START
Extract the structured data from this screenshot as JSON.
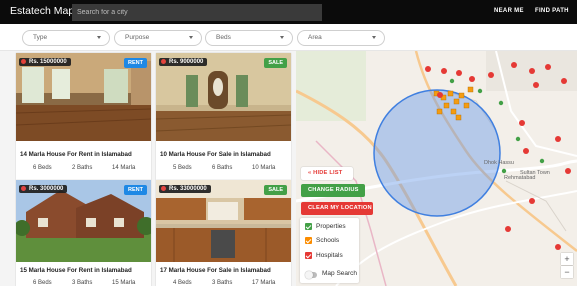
{
  "header": {
    "brand": "Estatech Maps",
    "search_placeholder": "Search for a city",
    "nav": [
      "NEAR ME",
      "FIND PATH"
    ]
  },
  "filters": [
    "Type",
    "Purpose",
    "Beds",
    "Area"
  ],
  "listings": [
    {
      "price": "Rs. 15000000",
      "badge": "RENT",
      "title": "14 Marla House For Rent in Islamabad",
      "beds": "6 Beds",
      "baths": "2 Baths",
      "area": "14 Marla"
    },
    {
      "price": "Rs. 9000000",
      "badge": "SALE",
      "title": "10 Marla House For Sale in Islamabad",
      "beds": "5 Beds",
      "baths": "6 Baths",
      "area": "10 Marla"
    },
    {
      "price": "Rs. 3000000",
      "badge": "RENT",
      "title": "15 Marla House For Rent in Islamabad",
      "beds": "6 Beds",
      "baths": "3 Baths",
      "area": "15 Marla"
    },
    {
      "price": "Rs. 33000000",
      "badge": "SALE",
      "title": "17 Marla House For Sale in Islamabad",
      "beds": "4 Beds",
      "baths": "3 Baths",
      "area": "17 Marla"
    }
  ],
  "map": {
    "hide_list": "HIDE LIST",
    "change_radius": "CHANGE RADIUS",
    "clear_location": "CLEAR MY LOCATION",
    "layers": [
      {
        "label": "Properties",
        "color": "#43a047"
      },
      {
        "label": "Schools",
        "color": "#fb8c00"
      },
      {
        "label": "Hospitals",
        "color": "#e53935"
      }
    ],
    "map_search": "Map Search",
    "zoom_in": "+",
    "zoom_out": "−",
    "places": [
      "Dhok Hassu",
      "Rehmatabad",
      "Sultan Town"
    ]
  },
  "colors": {
    "rent": "#1e88e5",
    "sale": "#43a047",
    "hide": "#ffffff",
    "change": "#43a047",
    "clear": "#e53935",
    "radius": "#3f7fe0"
  }
}
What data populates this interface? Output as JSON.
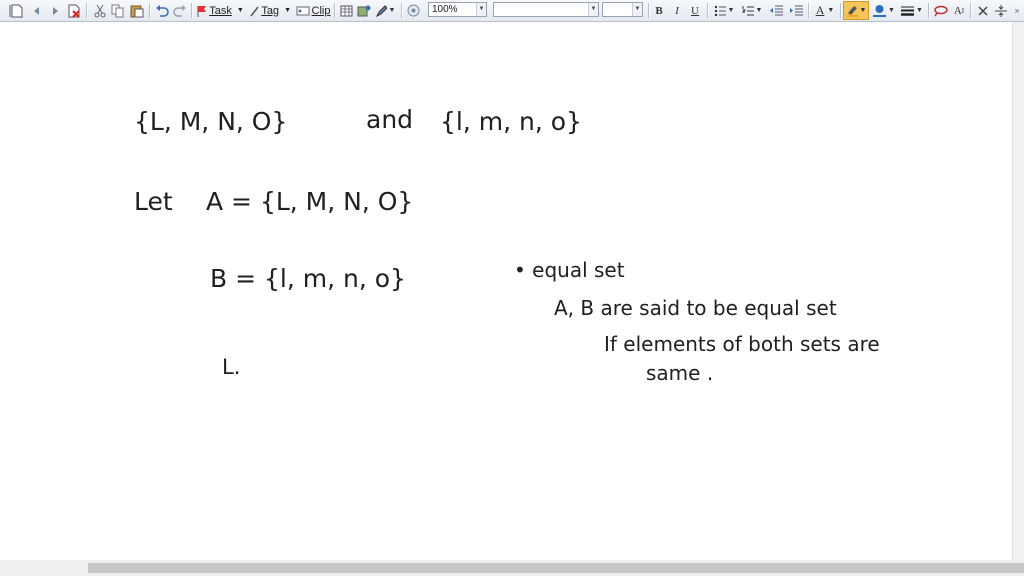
{
  "toolbar": {
    "task_label": "Task",
    "tag_label": "Tag",
    "clip_label": "Clip",
    "zoom_value": "100%",
    "font_family_value": "",
    "font_size_value": "",
    "bold_label": "B",
    "italic_label": "I",
    "underline_label": "U",
    "font_color_label": "A",
    "clear_format_label": "A",
    "colors": {
      "highlight": "#f5a623",
      "font_color": "#2c6fc1",
      "accent": "#1f6fd1"
    }
  },
  "canvas": {
    "line1_left": "{L, M, N, O}",
    "line1_and": "and",
    "line1_right": "{l, m, n, o}",
    "let_word": "Let",
    "set_a": "A = {L, M, N, O}",
    "set_b": "B = {l, m, n, o}",
    "bullet_title": "• equal set",
    "def_line1": "A, B are said to be equal set",
    "def_line2": "If elements of both sets are",
    "def_line3": "same .",
    "stray_mark": "L."
  }
}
END
Lines that hold the word "Baths" are the ones to return, every one of them.

      "baths": "2 Baths",
      "baths": "6 Baths",
      "baths": "3 Baths",
      "baths": "3 Baths",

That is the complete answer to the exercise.